The input:

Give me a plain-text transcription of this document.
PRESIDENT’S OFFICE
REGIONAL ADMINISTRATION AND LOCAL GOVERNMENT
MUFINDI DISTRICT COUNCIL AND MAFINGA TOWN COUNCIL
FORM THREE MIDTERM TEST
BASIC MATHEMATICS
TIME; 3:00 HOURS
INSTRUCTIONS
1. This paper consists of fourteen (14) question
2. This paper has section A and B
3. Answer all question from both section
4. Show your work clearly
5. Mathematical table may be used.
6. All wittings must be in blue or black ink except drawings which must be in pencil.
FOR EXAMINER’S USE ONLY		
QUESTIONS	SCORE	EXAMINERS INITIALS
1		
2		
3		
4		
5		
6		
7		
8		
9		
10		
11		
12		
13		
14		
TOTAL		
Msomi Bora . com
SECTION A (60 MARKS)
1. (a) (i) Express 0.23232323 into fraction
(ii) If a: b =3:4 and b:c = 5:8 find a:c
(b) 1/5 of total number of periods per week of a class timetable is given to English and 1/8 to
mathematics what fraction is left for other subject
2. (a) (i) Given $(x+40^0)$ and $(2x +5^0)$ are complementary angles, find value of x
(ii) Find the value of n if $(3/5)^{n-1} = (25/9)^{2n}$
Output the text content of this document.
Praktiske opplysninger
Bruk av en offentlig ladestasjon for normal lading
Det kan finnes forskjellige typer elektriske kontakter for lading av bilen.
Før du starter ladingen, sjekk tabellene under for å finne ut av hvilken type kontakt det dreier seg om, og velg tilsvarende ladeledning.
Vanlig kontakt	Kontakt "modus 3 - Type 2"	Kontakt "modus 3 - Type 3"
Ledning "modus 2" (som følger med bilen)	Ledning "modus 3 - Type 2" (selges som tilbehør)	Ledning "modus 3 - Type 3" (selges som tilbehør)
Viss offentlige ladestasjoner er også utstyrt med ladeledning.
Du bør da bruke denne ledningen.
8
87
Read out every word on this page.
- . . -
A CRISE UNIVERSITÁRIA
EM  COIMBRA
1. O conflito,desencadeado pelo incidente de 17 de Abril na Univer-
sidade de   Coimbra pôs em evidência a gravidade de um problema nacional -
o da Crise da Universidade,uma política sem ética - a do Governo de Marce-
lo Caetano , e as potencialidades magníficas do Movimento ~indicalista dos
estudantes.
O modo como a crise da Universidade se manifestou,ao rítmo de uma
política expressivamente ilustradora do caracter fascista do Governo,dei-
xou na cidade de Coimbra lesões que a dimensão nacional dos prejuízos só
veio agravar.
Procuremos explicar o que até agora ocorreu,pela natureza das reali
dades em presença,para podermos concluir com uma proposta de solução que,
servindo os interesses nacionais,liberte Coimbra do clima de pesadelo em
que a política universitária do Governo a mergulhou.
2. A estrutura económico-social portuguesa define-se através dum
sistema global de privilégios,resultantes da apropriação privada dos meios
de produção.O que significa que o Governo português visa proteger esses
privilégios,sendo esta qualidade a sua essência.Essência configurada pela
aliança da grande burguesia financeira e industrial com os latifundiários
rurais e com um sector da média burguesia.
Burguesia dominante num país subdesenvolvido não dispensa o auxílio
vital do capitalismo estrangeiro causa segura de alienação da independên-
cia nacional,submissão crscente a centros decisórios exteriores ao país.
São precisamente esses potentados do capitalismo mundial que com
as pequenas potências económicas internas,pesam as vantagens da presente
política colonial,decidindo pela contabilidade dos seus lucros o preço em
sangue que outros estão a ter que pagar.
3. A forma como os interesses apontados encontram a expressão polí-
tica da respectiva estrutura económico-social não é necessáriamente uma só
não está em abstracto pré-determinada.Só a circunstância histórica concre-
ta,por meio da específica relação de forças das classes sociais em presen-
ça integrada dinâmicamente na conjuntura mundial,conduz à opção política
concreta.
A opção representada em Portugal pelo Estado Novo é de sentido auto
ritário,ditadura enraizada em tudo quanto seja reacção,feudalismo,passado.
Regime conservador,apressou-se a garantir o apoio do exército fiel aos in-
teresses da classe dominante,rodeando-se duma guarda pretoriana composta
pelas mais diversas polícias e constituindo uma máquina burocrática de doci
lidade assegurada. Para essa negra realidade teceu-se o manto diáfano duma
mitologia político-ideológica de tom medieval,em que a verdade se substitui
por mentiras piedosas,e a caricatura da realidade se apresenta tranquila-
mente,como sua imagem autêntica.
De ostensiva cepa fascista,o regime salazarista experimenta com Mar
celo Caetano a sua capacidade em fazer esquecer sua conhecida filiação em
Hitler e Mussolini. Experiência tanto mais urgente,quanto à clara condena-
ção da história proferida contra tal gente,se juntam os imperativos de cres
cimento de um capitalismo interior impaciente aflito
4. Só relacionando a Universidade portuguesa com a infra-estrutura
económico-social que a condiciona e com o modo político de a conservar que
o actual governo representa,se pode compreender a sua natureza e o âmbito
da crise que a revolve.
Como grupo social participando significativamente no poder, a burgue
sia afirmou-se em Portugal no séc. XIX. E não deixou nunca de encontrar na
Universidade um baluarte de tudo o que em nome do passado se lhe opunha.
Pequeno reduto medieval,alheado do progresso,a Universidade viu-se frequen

Directions for this task: Write every entry out again exactly.

Expected output:
Give me a plain-text transcription of this document.
PRESIDENT’S OFFICE
REGIONAL ADMINISTRATION AND LOCAL GOVERNMENT
MUFINDI DISTRICT COUNCIL AND MAFINGA TOWN COUNCIL
FORM THREE MIDTERM TEST
BASIC MATHEMATICS
TIME; 3:00 HOURS
INSTRUCTIONS
1. This paper consists of fourteen (14) question
2. This paper has section A and B
3. Answer all question from both section
4. Show your work clearly
5. Mathematical table may be used.
6. All wittings must be in blue or black ink except drawings which must be in pencil.
FOR EXAMINER’S USE ONLY		
QUESTIONS	SCORE	EXAMINERS INITIALS
1		
2		
3		
4		
5		
6		
7		
8		
9		
10		
11		
12		
13		
14		
TOTAL		
Msomi Bora . com
SECTION A (60 MARKS)
1. (a) (i) Express 0.23232323 into fraction
(ii) If a: b =3:4 and b:c = 5:8 find a:c
(b) 1/5 of total number of periods per week of a class timetable is given to English and 1/8 to
mathematics what fraction is left for other subject
2. (a) (i) Given $(x+40^0)$ and $(2x +5^0)$ are complementary angles, find value of x
(ii) Find the value of n if $(3/5)^{n-1} = (25/9)^{2n}$
Output the text content of this document.
Praktiske opplysninger
Bruk av en offentlig ladestasjon for normal lading
Det kan finnes forskjellige typer elektriske kontakter for lading av bilen.
Før du starter ladingen, sjekk tabellene under for å finne ut av hvilken type kontakt det dreier seg om, og velg tilsvarende ladeledning.
Vanlig kontakt	Kontakt "modus 3 - Type 2"	Kontakt "modus 3 - Type 3"
Ledning "modus 2" (som følger med bilen)	Ledning "modus 3 - Type 2" (selges som tilbehør)	Ledning "modus 3 - Type 3" (selges som tilbehør)
Viss offentlige ladestasjoner er også utstyrt med ladeledning.
Du bør da bruke denne ledningen.
8
87
Read out every word on this page.
- . . -
A CRISE UNIVERSITÁRIA
EM  COIMBRA
1. O conflito,desencadeado pelo incidente de 17 de Abril na Univer-
sidade de   Coimbra pôs em evidência a gravidade de um problema nacional -
o da Crise da Universidade,uma política sem ética - a do Governo de Marce-
lo Caetano , e as potencialidades magníficas do Movimento ~indicalista dos
estudantes.
O modo como a crise da Universidade se manifestou,ao rítmo de uma
política expressivamente ilustradora do caracter fascista do Governo,dei-
xou na cidade de Coimbra lesões que a dimensão nacional dos prejuízos só
veio agravar.
Procuremos explicar o que até agora ocorreu,pela natureza das reali
dades em presença,para podermos concluir com uma proposta de solução que,
servindo os interesses nacionais,liberte Coimbra do clima de pesadelo em
que a política universitária do Governo a mergulhou.
2. A estrutura económico-social portuguesa define-se através dum
sistema global de privilégios,resultantes da apropriação privada dos meios
de produção.O que significa que o Governo português visa proteger esses
privilégios,sendo esta qualidade a sua essência.Essência configurada pela
aliança da grande burguesia financeira e industrial com os latifundiários
rurais e com um sector da média burguesia.
Burguesia dominante num país subdesenvolvido não dispensa o auxílio
vital do capitalismo estrangeiro causa segura de alienação da independên-
cia nacional,submissão crscente a centros decisórios exteriores ao país.
São precisamente esses potentados do capitalismo mundial que com
as pequenas potências económicas internas,pesam as vantagens da presente
política colonial,decidindo pela contabilidade dos seus lucros o preço em
sangue que outros estão a ter que pagar.
3. A forma como os interesses apontados encontram a expressão polí-
tica da respectiva estrutura económico-social não é necessáriamente uma só
não está em abstracto pré-determinada.Só a circunstância histórica concre-
ta,por meio da específica relação de forças das classes sociais em presen-
ça integrada dinâmicamente na conjuntura mundial,conduz à opção política
concreta.
A opção representada em Portugal pelo Estado Novo é de sentido auto
ritário,ditadura enraizada em tudo quanto seja reacção,feudalismo,passado.
Regime conservador,apressou-se a garantir o apoio do exército fiel aos in-
teresses da classe dominante,rodeando-se duma guarda pretoriana composta
pelas mais diversas polícias e constituindo uma máquina burocrática de doci
lidade assegurada. Para essa negra realidade teceu-se o manto diáfano duma
mitologia político-ideológica de tom medieval,em que a verdade se substitui
por mentiras piedosas,e a caricatura da realidade se apresenta tranquila-
mente,como sua imagem autêntica.
De ostensiva cepa fascista,o regime salazarista experimenta com Mar
celo Caetano a sua capacidade em fazer esquecer sua conhecida filiação em
Hitler e Mussolini. Experiência tanto mais urgente,quanto à clara condena-
ção da história proferida contra tal gente,se juntam os imperativos de cres
cimento de um capitalismo interior impaciente aflito
4. Só relacionando a Universidade portuguesa com a infra-estrutura
económico-social que a condiciona e com o modo político de a conservar que
o actual governo representa,se pode compreender a sua natureza e o âmbito
da crise que a revolve.
Como grupo social participando significativamente no poder, a burgue
sia afirmou-se em Portugal no séc. XIX. E não deixou nunca de encontrar na
Universidade um baluarte de tudo o que em nome do passado se lhe opunha.
Pequeno reduto medieval,alheado do progresso,a Universidade viu-se frequen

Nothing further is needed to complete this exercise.